**Parts of the exercise**
[A] According to the concert account, which three people make up the unit d.v.d?
[B] Using the concert account, decide whether each statement agrees with it: (i) only two bands played that night; (ii) YMG plays drums in d.v.d; (iii) the documentary crew filming the show came from America.
[C] Extend the concert account from its final sentence onward.

**Source excerpt**
Begin

This was a 'two man live' meaning there were only two bands playing, and that meant they could play long sets - a rarity in Japan.

I had been to O-Nest on the previous night and seen Jimanica play an amazing set, just him on drums and triggering samples from his kit. Tonight he was joined by Itoken and YMG who make up the unit d.v.d. In d.v.d, Jimanica and Itoken trigger visual samples from their drums, along with visual artist YMG on laptop and electronic toys. It's hard to know whether these guys are primarily a band or a digital art project. The music is a tight math-rock-like percussion extravaganza with digital sounds. Still managing to stick tightly together, they sometimes compete against each other with simple computer games like pong and pinball which are triggered by their drums and projected on the large screen behind them. At one point, YMG produced a Tenori-on and announced that he wanted to show Japanese technology to the Live From Tokyo documentary crew from America who were filming the show. I was surprised to see a musician actually using this toy live, though I suspect that Yamaha must have given it to them.

End

**Provided data**
Begin

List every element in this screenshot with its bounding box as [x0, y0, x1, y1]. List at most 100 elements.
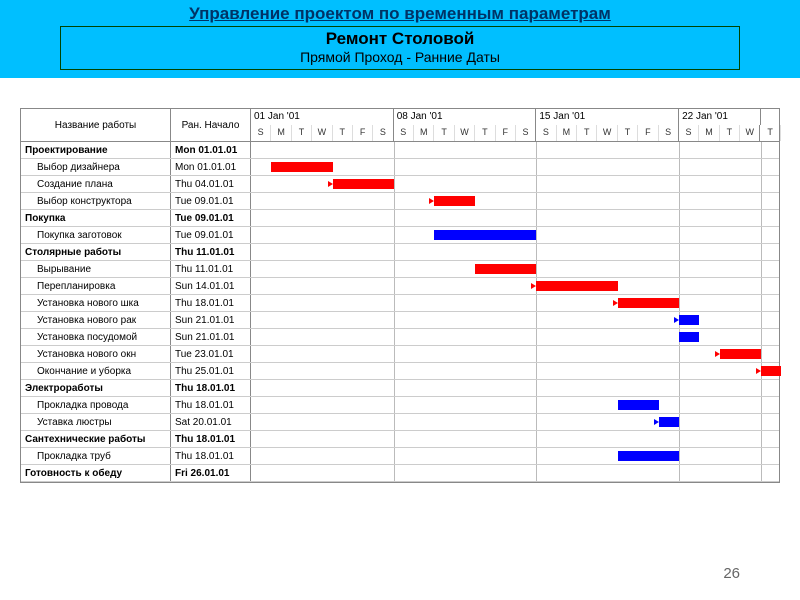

End

**Task-by-task outputs**
[A] Jimanica, Itoken and YMG.

[B]
(i) Yes: "there were only two bands playing"
(ii) No: "visual artist YMG on laptop and electronic toys"
(iii) Yes: "the Live From Tokyo documentary crew from America"

[C]
If you know me at all, you know that I love Tenniscoats.
Saya and Takashi Ueno make warm, japanese free-folk-naïve-pop. Saya, with her sweet if unconventional voice and analogue keyboards, and Takashi's original style of playing guitar, saxophone and all kinds of instruments. I've even seen him play the harp! Anyway, tonight he stuck to the guitar and the duo were joined onstage by another duo, Secai.
Secai are NSD and Dasman and together they make atmospheric abstract breakbeats (secai - mammoth mp3). Tenniscoats are known for great collaborations such as with Tape and DJ Klock, Saya with Nikaidoh Kazumi and Satomi from Deerhoof, and Takashi with almost everyone in the Japanese music underground.
With Secai, they've hit upon a beautiful combination of ambient sounds, beats, and the Tennsicoats sound. I was lost in their sound world throughout their long set of songs mostly from the new Tenniscoats & Secai album, causing goosebumps, goofy smiles and slow body-swaying from the audience. In the last song, Saya suddenly held the microphone out to Kiyokazu from Andersens who was standing in the front row and who tried to sing along with the song with help from Saya. It didn't really work out and Saya left the stage in a ball of embarassment. I was glad some of the usual charming Tenniscoats clumsiness could find its way into the performance.

A great interview with Saya can be found at Tada Music, where you can also hear their song 'baibaiba bimba' as well as a bunch of other good Japanese music.

Tenniscoats & Secai are playing again on October 28th.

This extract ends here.